Aim — Without the pictures, give the entries below again exactly as written.

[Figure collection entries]

================================

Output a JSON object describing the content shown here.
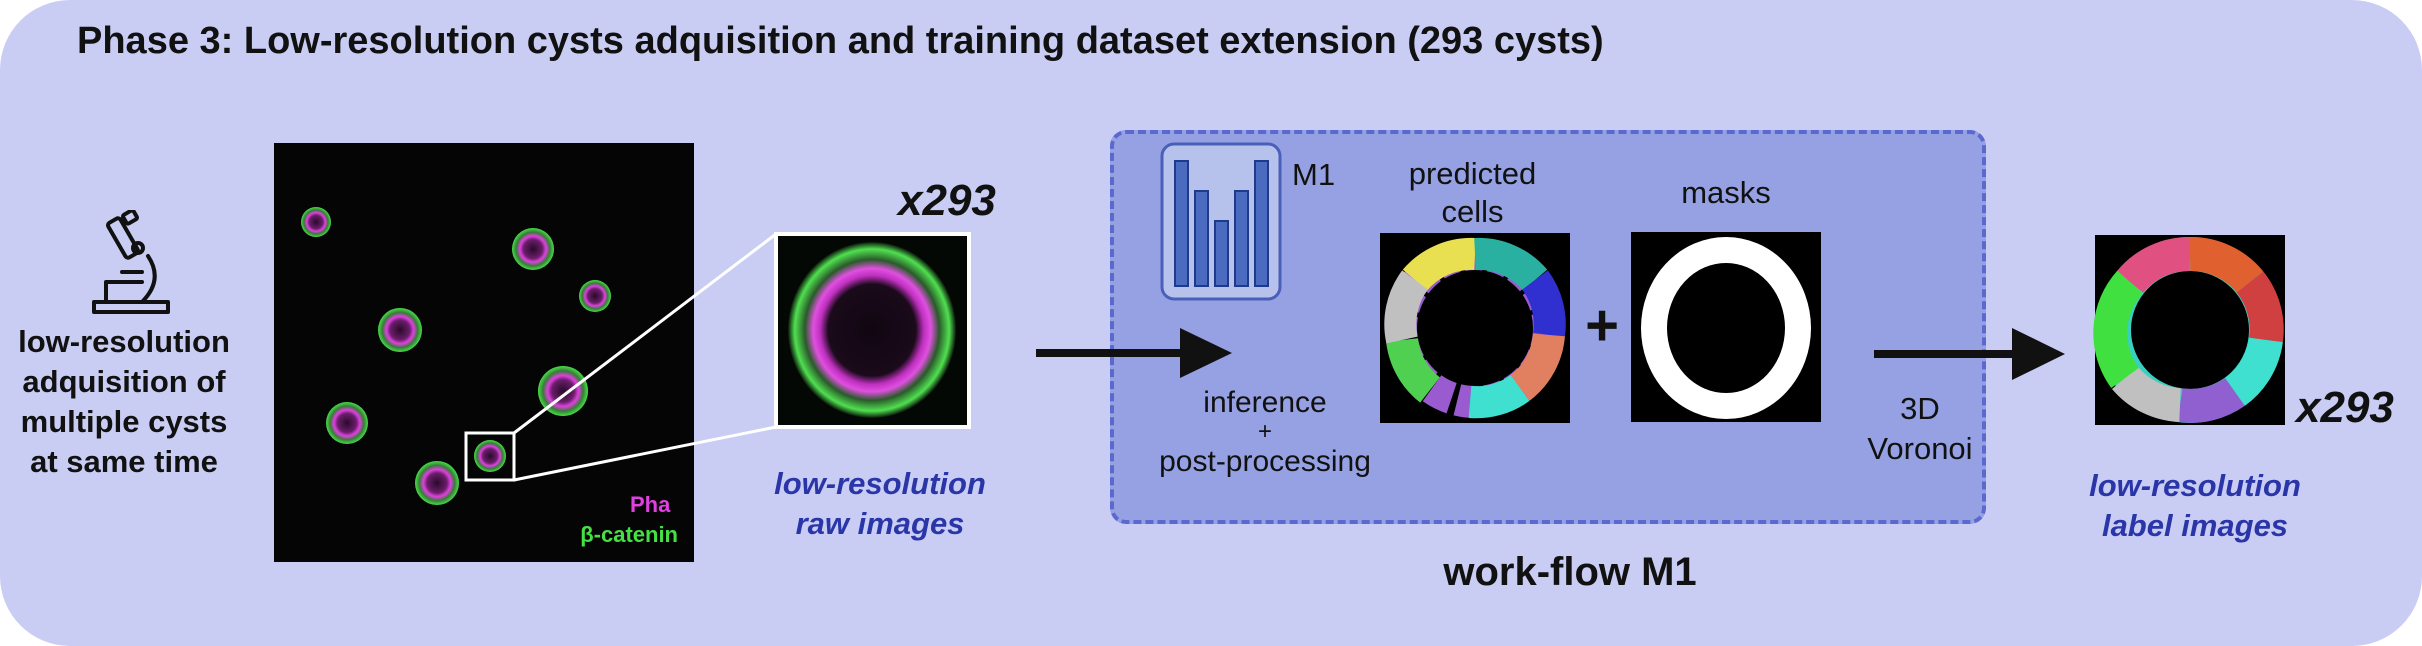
{
  "title": "Phase 3: Low-resolution cysts adquisition and training dataset extension (293 cysts)",
  "acquisition": {
    "label_lines": [
      "low-resolution",
      "adquisition of",
      "multiple cysts",
      "at same time"
    ],
    "icon": "microscope-icon"
  },
  "micrograph": {
    "legend_pha": "Pha",
    "legend_catenin": "β-catenin",
    "colors": {
      "pha": "#e040e0",
      "catenin": "#44e044"
    }
  },
  "raw": {
    "count": "x293",
    "caption_lines": [
      "low-resolution",
      "raw images"
    ]
  },
  "workflow": {
    "model_label": "M1",
    "model_icon": "bar-chart-icon",
    "inference_lines": [
      "inference",
      "+",
      "post-processing"
    ],
    "predicted_lines": [
      "predicted",
      "cells"
    ],
    "masks_label": "masks",
    "plus": "+",
    "voronoi_lines": [
      "3D",
      "Voronoi"
    ],
    "title": "work-flow M1"
  },
  "output": {
    "count": "x293",
    "caption_lines": [
      "low-resolution",
      "label images"
    ]
  },
  "colors": {
    "panel": "#c9cdf4",
    "workflow_box": "#95a1e2",
    "workflow_border": "#5a68cf",
    "caption_blue": "#2a35a8"
  }
}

================================

Exercise output —
Output a JSON object describing the content shown here.
{
  "title": "Phase 3: Low-resolution cysts adquisition and training dataset extension (293 cysts)",
  "acquisition": {
    "label_lines": [
      "low-resolution",
      "adquisition of",
      "multiple cysts",
      "at same time"
    ],
    "icon": "microscope-icon"
  },
  "micrograph": {
    "legend_pha": "Pha",
    "legend_catenin": "β-catenin",
    "colors": {
      "pha": "#e040e0",
      "catenin": "#44e044"
    }
  },
  "raw": {
    "count": "x293",
    "caption_lines": [
      "low-resolution",
      "raw images"
    ]
  },
  "workflow": {
    "model_label": "M1",
    "model_icon": "bar-chart-icon",
    "inference_lines": [
      "inference",
      "+",
      "post-processing"
    ],
    "predicted_lines": [
      "predicted",
      "cells"
    ],
    "masks_label": "masks",
    "plus": "+",
    "voronoi_lines": [
      "3D",
      "Voronoi"
    ],
    "title": "work-flow M1"
  },
  "output": {
    "count": "x293",
    "caption_lines": [
      "low-resolution",
      "label images"
    ]
  },
  "colors": {
    "panel": "#c9cdf4",
    "workflow_box": "#95a1e2",
    "workflow_border": "#5a68cf",
    "caption_blue": "#2a35a8"
  }
}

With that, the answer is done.